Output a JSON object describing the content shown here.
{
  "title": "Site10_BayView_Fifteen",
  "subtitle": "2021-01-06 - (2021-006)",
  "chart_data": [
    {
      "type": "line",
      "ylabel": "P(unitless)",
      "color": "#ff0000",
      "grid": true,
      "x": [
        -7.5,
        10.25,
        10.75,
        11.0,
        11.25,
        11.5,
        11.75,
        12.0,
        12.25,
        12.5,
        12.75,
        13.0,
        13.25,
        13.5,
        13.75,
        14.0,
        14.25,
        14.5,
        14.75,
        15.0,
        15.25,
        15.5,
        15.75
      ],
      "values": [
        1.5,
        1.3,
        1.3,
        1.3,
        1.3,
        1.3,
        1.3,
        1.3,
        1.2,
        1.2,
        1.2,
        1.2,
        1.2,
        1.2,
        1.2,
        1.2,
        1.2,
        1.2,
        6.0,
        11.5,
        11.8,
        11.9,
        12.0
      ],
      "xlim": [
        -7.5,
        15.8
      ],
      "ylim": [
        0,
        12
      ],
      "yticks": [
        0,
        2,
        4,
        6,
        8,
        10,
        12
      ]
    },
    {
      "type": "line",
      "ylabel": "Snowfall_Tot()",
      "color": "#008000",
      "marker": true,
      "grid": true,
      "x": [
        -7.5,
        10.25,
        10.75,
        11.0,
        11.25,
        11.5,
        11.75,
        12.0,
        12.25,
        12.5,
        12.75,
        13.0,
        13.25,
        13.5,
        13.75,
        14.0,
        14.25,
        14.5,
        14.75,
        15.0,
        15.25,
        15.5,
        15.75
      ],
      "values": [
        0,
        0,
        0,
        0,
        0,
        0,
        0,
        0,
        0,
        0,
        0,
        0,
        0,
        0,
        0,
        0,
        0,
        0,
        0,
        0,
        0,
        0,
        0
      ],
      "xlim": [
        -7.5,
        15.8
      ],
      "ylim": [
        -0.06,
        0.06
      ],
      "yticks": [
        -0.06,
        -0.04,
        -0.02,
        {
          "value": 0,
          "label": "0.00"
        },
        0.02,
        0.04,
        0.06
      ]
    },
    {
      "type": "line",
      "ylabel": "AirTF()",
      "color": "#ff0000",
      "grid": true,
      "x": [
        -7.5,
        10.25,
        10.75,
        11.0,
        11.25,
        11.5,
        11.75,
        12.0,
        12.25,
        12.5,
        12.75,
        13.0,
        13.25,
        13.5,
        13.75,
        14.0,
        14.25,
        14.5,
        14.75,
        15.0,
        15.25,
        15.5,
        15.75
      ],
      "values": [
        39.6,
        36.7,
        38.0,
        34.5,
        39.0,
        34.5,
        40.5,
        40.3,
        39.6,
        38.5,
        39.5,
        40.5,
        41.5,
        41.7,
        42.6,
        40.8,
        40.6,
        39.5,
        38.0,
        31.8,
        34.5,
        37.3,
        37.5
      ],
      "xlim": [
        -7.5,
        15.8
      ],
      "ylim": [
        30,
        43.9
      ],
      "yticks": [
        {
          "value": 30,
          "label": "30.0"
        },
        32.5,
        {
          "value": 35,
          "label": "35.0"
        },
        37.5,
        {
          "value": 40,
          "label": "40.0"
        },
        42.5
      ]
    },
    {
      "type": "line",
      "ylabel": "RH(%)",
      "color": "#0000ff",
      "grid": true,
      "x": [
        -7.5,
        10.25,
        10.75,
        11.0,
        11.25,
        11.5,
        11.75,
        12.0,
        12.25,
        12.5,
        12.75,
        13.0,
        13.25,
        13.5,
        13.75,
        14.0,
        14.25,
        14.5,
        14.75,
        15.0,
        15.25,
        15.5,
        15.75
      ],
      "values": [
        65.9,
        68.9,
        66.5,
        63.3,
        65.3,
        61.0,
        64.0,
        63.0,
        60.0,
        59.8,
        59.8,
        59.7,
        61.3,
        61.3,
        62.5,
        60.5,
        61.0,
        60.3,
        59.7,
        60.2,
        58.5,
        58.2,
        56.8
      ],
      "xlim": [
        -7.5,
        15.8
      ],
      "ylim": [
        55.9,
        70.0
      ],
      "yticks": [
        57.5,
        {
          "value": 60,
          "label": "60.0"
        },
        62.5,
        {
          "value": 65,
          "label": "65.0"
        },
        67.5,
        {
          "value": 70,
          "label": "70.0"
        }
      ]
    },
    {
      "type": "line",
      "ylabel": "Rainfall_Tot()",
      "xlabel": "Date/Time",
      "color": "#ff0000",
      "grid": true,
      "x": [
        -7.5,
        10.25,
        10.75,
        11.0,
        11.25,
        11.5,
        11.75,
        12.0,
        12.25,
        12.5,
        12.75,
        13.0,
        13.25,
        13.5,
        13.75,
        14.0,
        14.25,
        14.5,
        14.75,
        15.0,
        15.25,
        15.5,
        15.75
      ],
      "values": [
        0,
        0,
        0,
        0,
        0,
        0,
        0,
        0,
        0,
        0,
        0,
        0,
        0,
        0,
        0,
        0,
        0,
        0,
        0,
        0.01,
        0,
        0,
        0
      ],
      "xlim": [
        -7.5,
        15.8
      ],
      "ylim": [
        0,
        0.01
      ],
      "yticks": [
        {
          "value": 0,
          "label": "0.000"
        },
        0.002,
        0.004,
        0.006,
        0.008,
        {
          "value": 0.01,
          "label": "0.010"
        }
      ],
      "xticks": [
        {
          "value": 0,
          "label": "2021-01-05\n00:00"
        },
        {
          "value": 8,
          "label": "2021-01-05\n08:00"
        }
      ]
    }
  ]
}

» TASK TO COMPLETE
Each entry is to be returned in full, character for character.

» SOLUTION TO THE EXERCISE
Output a JSON object describing the content shown here.
{
  "title": "Site10_BayView_Fifteen",
  "subtitle": "2021-01-06 - (2021-006)",
  "chart_data": [
    {
      "type": "line",
      "ylabel": "P(unitless)",
      "color": "#ff0000",
      "grid": true,
      "x": [
        -7.5,
        10.25,
        10.75,
        11.0,
        11.25,
        11.5,
        11.75,
        12.0,
        12.25,
        12.5,
        12.75,
        13.0,
        13.25,
        13.5,
        13.75,
        14.0,
        14.25,
        14.5,
        14.75,
        15.0,
        15.25,
        15.5,
        15.75
      ],
      "values": [
        1.5,
        1.3,
        1.3,
        1.3,
        1.3,
        1.3,
        1.3,
        1.3,
        1.2,
        1.2,
        1.2,
        1.2,
        1.2,
        1.2,
        1.2,
        1.2,
        1.2,
        1.2,
        6.0,
        11.5,
        11.8,
        11.9,
        12.0
      ],
      "xlim": [
        -7.5,
        15.8
      ],
      "ylim": [
        0,
        12
      ],
      "yticks": [
        0,
        2,
        4,
        6,
        8,
        10,
        12
      ]
    },
    {
      "type": "line",
      "ylabel": "Snowfall_Tot()",
      "color": "#008000",
      "marker": true,
      "grid": true,
      "x": [
        -7.5,
        10.25,
        10.75,
        11.0,
        11.25,
        11.5,
        11.75,
        12.0,
        12.25,
        12.5,
        12.75,
        13.0,
        13.25,
        13.5,
        13.75,
        14.0,
        14.25,
        14.5,
        14.75,
        15.0,
        15.25,
        15.5,
        15.75
      ],
      "values": [
        0,
        0,
        0,
        0,
        0,
        0,
        0,
        0,
        0,
        0,
        0,
        0,
        0,
        0,
        0,
        0,
        0,
        0,
        0,
        0,
        0,
        0,
        0
      ],
      "xlim": [
        -7.5,
        15.8
      ],
      "ylim": [
        -0.06,
        0.06
      ],
      "yticks": [
        -0.06,
        -0.04,
        -0.02,
        {
          "value": 0,
          "label": "0.00"
        },
        0.02,
        0.04,
        0.06
      ]
    },
    {
      "type": "line",
      "ylabel": "AirTF()",
      "color": "#ff0000",
      "grid": true,
      "x": [
        -7.5,
        10.25,
        10.75,
        11.0,
        11.25,
        11.5,
        11.75,
        12.0,
        12.25,
        12.5,
        12.75,
        13.0,
        13.25,
        13.5,
        13.75,
        14.0,
        14.25,
        14.5,
        14.75,
        15.0,
        15.25,
        15.5,
        15.75
      ],
      "values": [
        39.6,
        36.7,
        38.0,
        34.5,
        39.0,
        34.5,
        40.5,
        40.3,
        39.6,
        38.5,
        39.5,
        40.5,
        41.5,
        41.7,
        42.6,
        40.8,
        40.6,
        39.5,
        38.0,
        31.8,
        34.5,
        37.3,
        37.5
      ],
      "xlim": [
        -7.5,
        15.8
      ],
      "ylim": [
        30,
        43.9
      ],
      "yticks": [
        {
          "value": 30,
          "label": "30.0"
        },
        32.5,
        {
          "value": 35,
          "label": "35.0"
        },
        37.5,
        {
          "value": 40,
          "label": "40.0"
        },
        42.5
      ]
    },
    {
      "type": "line",
      "ylabel": "RH(%)",
      "color": "#0000ff",
      "grid": true,
      "x": [
        -7.5,
        10.25,
        10.75,
        11.0,
        11.25,
        11.5,
        11.75,
        12.0,
        12.25,
        12.5,
        12.75,
        13.0,
        13.25,
        13.5,
        13.75,
        14.0,
        14.25,
        14.5,
        14.75,
        15.0,
        15.25,
        15.5,
        15.75
      ],
      "values": [
        65.9,
        68.9,
        66.5,
        63.3,
        65.3,
        61.0,
        64.0,
        63.0,
        60.0,
        59.8,
        59.8,
        59.7,
        61.3,
        61.3,
        62.5,
        60.5,
        61.0,
        60.3,
        59.7,
        60.2,
        58.5,
        58.2,
        56.8
      ],
      "xlim": [
        -7.5,
        15.8
      ],
      "ylim": [
        55.9,
        70.0
      ],
      "yticks": [
        57.5,
        {
          "value": 60,
          "label": "60.0"
        },
        62.5,
        {
          "value": 65,
          "label": "65.0"
        },
        67.5,
        {
          "value": 70,
          "label": "70.0"
        }
      ]
    },
    {
      "type": "line",
      "ylabel": "Rainfall_Tot()",
      "xlabel": "Date/Time",
      "color": "#ff0000",
      "grid": true,
      "x": [
        -7.5,
        10.25,
        10.75,
        11.0,
        11.25,
        11.5,
        11.75,
        12.0,
        12.25,
        12.5,
        12.75,
        13.0,
        13.25,
        13.5,
        13.75,
        14.0,
        14.25,
        14.5,
        14.75,
        15.0,
        15.25,
        15.5,
        15.75
      ],
      "values": [
        0,
        0,
        0,
        0,
        0,
        0,
        0,
        0,
        0,
        0,
        0,
        0,
        0,
        0,
        0,
        0,
        0,
        0,
        0,
        0.01,
        0,
        0,
        0
      ],
      "xlim": [
        -7.5,
        15.8
      ],
      "ylim": [
        0,
        0.01
      ],
      "yticks": [
        {
          "value": 0,
          "label": "0.000"
        },
        0.002,
        0.004,
        0.006,
        0.008,
        {
          "value": 0.01,
          "label": "0.010"
        }
      ],
      "xticks": [
        {
          "value": 0,
          "label": "2021-01-05\n00:00"
        },
        {
          "value": 8,
          "label": "2021-01-05\n08:00"
        }
      ]
    }
  ]
}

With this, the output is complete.